→ **Information shown**:
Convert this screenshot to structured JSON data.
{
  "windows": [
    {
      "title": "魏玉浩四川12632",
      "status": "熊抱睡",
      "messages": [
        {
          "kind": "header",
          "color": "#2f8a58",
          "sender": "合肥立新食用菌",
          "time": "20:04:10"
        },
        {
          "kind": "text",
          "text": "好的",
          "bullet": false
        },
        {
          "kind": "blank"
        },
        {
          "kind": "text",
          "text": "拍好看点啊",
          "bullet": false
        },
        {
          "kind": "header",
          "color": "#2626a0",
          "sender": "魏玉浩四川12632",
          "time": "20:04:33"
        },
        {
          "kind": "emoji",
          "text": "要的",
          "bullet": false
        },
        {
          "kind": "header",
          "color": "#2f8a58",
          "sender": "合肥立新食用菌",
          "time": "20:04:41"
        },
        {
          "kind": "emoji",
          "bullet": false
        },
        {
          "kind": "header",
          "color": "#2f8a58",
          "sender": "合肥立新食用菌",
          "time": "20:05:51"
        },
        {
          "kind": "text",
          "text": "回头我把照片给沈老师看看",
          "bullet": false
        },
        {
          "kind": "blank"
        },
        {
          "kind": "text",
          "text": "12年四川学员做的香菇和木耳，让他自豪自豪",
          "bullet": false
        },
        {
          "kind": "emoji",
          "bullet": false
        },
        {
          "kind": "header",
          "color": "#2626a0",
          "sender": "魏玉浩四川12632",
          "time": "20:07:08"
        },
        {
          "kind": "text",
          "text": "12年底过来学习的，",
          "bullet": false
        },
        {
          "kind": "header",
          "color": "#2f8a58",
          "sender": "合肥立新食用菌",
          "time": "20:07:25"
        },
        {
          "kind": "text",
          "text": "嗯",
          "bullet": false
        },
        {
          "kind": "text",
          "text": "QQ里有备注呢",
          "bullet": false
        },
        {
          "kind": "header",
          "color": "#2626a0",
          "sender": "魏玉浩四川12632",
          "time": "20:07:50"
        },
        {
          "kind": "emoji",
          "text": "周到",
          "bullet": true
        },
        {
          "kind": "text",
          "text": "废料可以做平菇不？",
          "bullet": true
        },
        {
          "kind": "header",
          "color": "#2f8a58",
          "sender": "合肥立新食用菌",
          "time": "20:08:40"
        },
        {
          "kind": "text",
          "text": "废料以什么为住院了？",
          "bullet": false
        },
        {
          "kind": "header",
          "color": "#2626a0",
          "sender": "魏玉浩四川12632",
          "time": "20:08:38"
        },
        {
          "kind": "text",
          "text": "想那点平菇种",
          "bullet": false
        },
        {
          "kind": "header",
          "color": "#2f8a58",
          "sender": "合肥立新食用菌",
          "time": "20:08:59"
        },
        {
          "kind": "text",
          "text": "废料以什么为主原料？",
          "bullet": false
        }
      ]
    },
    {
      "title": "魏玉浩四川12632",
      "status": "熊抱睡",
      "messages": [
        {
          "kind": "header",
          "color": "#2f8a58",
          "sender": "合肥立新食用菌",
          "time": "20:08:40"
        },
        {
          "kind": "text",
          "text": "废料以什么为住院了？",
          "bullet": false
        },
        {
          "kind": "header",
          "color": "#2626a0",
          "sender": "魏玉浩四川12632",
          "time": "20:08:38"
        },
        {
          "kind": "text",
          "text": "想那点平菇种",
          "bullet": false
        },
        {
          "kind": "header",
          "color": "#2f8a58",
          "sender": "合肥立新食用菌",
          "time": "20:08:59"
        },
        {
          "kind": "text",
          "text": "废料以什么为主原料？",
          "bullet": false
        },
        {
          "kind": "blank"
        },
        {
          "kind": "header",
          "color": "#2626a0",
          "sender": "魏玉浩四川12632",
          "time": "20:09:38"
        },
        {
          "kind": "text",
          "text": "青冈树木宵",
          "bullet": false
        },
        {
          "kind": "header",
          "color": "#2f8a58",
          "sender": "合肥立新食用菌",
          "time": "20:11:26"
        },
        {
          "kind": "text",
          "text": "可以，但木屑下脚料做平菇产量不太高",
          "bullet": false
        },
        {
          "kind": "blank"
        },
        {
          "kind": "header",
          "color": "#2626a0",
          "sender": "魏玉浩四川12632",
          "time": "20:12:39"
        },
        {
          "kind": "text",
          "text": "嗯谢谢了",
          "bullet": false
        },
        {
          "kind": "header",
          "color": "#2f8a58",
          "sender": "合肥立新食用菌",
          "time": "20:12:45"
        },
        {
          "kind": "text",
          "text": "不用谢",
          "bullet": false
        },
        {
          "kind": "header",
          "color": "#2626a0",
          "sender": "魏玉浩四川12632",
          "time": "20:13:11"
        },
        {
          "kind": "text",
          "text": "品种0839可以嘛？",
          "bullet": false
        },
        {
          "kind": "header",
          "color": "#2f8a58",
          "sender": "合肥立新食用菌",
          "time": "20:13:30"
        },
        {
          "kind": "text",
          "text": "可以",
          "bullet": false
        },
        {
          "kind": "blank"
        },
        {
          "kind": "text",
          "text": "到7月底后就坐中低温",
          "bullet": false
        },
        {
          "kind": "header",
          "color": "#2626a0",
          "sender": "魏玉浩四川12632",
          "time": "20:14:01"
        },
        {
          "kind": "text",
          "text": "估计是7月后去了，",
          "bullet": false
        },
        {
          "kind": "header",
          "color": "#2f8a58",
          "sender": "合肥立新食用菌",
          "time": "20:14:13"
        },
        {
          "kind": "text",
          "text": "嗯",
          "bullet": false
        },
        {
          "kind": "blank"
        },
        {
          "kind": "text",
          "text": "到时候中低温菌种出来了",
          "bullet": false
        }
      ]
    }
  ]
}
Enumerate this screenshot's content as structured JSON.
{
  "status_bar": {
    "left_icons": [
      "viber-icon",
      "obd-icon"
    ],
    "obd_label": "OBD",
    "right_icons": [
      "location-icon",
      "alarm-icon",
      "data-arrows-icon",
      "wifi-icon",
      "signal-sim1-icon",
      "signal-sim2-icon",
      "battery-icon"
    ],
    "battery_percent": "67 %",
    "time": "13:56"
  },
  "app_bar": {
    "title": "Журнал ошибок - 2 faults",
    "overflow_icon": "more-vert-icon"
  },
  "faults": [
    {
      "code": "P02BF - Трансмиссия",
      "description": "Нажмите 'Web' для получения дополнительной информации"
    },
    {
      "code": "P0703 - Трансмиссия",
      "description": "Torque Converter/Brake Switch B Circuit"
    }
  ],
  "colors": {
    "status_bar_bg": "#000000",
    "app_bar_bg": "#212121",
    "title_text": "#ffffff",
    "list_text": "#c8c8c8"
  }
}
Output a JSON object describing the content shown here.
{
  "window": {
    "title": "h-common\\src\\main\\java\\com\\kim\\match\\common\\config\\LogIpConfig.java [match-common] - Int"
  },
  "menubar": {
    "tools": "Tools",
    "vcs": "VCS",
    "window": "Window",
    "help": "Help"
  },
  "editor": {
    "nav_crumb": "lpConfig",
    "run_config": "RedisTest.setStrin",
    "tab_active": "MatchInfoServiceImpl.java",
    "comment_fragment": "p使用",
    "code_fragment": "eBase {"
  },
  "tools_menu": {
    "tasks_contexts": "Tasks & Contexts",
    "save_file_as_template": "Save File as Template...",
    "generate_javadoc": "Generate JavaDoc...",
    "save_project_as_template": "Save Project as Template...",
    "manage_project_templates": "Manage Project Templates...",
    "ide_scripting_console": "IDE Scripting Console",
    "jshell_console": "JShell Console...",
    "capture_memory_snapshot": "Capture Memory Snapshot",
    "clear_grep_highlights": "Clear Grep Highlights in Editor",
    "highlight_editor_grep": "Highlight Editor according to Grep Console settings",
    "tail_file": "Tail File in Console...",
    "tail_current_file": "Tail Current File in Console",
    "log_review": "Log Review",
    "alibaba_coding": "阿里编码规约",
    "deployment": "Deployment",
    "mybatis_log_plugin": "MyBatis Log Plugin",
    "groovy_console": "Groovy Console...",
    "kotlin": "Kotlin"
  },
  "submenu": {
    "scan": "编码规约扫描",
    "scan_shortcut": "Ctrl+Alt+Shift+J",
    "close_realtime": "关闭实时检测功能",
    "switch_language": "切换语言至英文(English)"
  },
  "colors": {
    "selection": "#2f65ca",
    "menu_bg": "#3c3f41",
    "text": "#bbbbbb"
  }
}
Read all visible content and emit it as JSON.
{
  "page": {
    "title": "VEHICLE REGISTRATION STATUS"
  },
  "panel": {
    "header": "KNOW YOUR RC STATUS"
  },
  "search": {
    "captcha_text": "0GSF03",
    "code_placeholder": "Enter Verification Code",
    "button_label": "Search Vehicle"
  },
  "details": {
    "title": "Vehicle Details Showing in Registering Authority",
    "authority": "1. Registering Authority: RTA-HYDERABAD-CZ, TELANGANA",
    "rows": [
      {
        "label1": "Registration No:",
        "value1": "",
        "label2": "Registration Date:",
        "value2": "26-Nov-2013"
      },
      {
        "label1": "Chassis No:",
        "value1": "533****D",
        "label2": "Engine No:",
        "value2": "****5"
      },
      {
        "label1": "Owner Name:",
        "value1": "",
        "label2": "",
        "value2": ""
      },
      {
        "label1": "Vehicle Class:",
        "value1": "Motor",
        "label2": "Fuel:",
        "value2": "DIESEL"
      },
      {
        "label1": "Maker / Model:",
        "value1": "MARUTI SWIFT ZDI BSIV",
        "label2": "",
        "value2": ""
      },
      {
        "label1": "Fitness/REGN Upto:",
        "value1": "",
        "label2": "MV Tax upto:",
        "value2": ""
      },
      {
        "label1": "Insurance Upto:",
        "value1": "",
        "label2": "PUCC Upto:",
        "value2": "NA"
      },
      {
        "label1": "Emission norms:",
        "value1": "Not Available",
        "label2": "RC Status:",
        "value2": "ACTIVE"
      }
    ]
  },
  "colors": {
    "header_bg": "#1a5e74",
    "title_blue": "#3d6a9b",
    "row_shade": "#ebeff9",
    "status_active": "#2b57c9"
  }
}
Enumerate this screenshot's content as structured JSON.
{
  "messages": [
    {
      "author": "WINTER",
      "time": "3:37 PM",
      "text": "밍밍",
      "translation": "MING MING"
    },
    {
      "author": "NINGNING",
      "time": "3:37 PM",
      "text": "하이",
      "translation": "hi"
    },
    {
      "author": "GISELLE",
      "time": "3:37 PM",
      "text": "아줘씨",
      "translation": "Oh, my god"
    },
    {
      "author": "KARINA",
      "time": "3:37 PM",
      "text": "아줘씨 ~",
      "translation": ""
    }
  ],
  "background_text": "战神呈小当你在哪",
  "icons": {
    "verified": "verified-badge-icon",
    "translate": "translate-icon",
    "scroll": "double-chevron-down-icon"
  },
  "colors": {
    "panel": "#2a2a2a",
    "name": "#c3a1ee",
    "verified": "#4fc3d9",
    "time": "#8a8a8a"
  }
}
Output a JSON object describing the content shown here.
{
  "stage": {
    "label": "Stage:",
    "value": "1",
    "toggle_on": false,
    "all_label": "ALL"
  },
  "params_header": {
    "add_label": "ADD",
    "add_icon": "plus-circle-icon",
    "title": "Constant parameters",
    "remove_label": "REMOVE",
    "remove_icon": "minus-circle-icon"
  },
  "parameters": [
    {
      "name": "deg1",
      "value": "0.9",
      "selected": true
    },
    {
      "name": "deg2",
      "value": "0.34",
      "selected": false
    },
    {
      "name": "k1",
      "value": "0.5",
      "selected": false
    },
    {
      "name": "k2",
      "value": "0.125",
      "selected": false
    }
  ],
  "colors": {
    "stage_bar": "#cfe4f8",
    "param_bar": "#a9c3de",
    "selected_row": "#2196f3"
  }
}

→ **Given problem**: Find the word "Console" in the entries above and gather every line that holds it.

→ **Finished exercise**:
    "ide_scripting_console": "IDE Scripting Console",
    "jshell_console": "JShell Console...",
    "highlight_editor_grep": "Highlight Editor according to Grep Console settings",
    "tail_file": "Tail File in Console...",
    "tail_current_file": "Tail Current File in Console",
    "groovy_console": "Groovy Console...",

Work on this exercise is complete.